> [TEXT BLOCK]
Synopsis: The reason furniture designers add rails and stretchers to their tables, desks, sideboards, and other pieces is for the strength they add, holding the leg parts snug and preventing the piece from racking. But that’s the boring part. Hank Gilpin takes a look at rails and stretchers from another viewpoint — how they can add pizzazz to a design.
No matter how we discuss the purpose of rails and stretchers, their primary reason for existing is to add strength. Rails and stretchers can be big and important, as on a trestle dining table, or small and delicate, as one might find on a small end table. The big ones, like those connecting leg structures, offer a much-needed anti-racking solution, with shouldered tenons that are often wedged to pull the leg parts snug. The small ones, curved, straight, and even crisscrossed, also ensure strength but add interest and vitality.
Yes, rails and stretchers are really about strength, except when you want to add a little pizzazz to a piece. I like the idea of including a little something extra with the rails and stretchers, one of those details that swims around in your head looking for a place to go. I know we’re making nice, usable furniture, but sometimes you just must go for it and include something just for the pleasure of doing so.

> [STUDY MATERIAL]

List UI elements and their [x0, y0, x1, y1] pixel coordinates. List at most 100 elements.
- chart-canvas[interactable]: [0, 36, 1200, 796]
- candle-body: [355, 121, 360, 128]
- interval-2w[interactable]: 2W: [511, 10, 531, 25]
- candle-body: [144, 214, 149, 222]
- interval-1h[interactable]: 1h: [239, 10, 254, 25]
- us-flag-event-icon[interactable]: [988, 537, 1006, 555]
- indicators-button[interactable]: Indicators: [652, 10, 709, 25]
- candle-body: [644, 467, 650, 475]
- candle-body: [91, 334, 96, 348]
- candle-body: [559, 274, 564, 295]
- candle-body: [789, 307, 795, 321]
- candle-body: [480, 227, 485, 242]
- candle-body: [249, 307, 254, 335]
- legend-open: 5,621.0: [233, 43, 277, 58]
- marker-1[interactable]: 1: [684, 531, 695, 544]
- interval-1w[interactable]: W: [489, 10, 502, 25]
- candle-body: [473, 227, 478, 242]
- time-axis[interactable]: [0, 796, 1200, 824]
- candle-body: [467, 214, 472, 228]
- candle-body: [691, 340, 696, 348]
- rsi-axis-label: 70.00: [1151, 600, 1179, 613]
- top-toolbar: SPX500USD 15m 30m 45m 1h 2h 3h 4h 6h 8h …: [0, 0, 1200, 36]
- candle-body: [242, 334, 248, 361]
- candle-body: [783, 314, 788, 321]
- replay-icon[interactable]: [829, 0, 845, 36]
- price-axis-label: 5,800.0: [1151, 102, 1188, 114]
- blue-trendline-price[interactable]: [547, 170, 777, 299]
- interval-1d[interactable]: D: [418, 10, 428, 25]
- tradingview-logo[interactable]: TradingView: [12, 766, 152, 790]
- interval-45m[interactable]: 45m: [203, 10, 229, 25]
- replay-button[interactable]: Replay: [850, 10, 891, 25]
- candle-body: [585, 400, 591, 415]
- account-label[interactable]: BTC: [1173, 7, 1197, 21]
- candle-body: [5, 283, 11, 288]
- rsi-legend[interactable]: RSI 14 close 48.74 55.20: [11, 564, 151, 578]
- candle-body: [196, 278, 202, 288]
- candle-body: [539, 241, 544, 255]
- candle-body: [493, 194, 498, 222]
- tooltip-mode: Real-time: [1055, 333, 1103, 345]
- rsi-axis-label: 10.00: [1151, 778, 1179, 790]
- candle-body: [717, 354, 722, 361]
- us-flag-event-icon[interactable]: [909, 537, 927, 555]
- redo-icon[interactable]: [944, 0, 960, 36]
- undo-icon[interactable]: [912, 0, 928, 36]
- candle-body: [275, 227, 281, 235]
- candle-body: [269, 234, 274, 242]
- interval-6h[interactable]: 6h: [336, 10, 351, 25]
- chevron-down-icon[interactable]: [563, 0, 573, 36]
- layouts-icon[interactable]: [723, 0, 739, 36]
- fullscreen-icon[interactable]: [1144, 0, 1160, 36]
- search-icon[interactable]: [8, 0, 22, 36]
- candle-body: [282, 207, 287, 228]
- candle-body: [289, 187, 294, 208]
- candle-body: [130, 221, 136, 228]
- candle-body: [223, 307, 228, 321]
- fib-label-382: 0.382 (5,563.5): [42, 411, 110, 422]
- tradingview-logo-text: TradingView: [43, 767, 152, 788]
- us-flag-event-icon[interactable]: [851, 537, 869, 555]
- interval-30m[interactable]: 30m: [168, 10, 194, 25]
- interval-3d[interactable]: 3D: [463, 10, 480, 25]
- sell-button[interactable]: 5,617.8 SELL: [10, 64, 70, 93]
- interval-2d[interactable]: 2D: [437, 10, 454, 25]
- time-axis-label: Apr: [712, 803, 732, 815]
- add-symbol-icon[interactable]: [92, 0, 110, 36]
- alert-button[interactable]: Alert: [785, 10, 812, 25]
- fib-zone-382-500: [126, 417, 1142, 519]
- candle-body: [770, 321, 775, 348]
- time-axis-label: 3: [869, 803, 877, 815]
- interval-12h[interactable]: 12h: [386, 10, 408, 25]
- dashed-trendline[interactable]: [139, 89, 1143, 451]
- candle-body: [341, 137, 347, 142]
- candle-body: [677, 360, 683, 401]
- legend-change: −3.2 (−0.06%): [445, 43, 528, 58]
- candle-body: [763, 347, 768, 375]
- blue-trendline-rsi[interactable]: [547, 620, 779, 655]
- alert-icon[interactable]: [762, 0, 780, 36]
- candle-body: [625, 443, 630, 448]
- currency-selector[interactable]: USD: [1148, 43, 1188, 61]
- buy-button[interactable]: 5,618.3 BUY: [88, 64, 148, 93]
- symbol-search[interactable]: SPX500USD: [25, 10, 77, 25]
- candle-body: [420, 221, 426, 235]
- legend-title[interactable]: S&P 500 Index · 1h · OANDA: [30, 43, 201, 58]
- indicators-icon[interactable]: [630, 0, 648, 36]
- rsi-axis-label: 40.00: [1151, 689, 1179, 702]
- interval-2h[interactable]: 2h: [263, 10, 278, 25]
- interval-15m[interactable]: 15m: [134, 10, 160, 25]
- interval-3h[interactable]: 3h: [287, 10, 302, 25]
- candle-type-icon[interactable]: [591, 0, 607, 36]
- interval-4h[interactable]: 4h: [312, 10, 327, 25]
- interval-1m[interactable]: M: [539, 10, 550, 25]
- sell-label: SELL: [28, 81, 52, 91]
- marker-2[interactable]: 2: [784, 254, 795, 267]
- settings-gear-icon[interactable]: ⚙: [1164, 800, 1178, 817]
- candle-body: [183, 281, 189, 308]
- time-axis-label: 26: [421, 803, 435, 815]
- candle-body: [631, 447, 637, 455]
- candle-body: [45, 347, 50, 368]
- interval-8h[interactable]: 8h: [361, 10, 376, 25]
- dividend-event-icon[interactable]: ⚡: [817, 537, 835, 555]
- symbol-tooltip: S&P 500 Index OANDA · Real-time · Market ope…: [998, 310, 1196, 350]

> [AIM OF THE TASK] Carry on the article about rails and stretchers in furniture, picking up after its final sentence. You won't need the records for this.

> [RESULT BELOW]
High stretchers and low rails
Both of these tables use long stretchers placed up high to provide lateral control, and side rails down low, adding front-to-back strength. The American elm table (top) is Gilpin’s solution to working with a thin (3⁄8 in.), potato-chip top. The rails are located close to the bottom of the legs where they splay out. The sea grape table (bottom) has subtly curved rails and stretchers that mirror the shapes of the top. The stretchers double as supports for the drawer box.
Add a stretcher
Sometimes side rails alone aren’t enough. When you need additional support, add a stretcher to lock those rails together.
Hank Gilpin makes furniture and wood sculpture in Lincoln, R.I.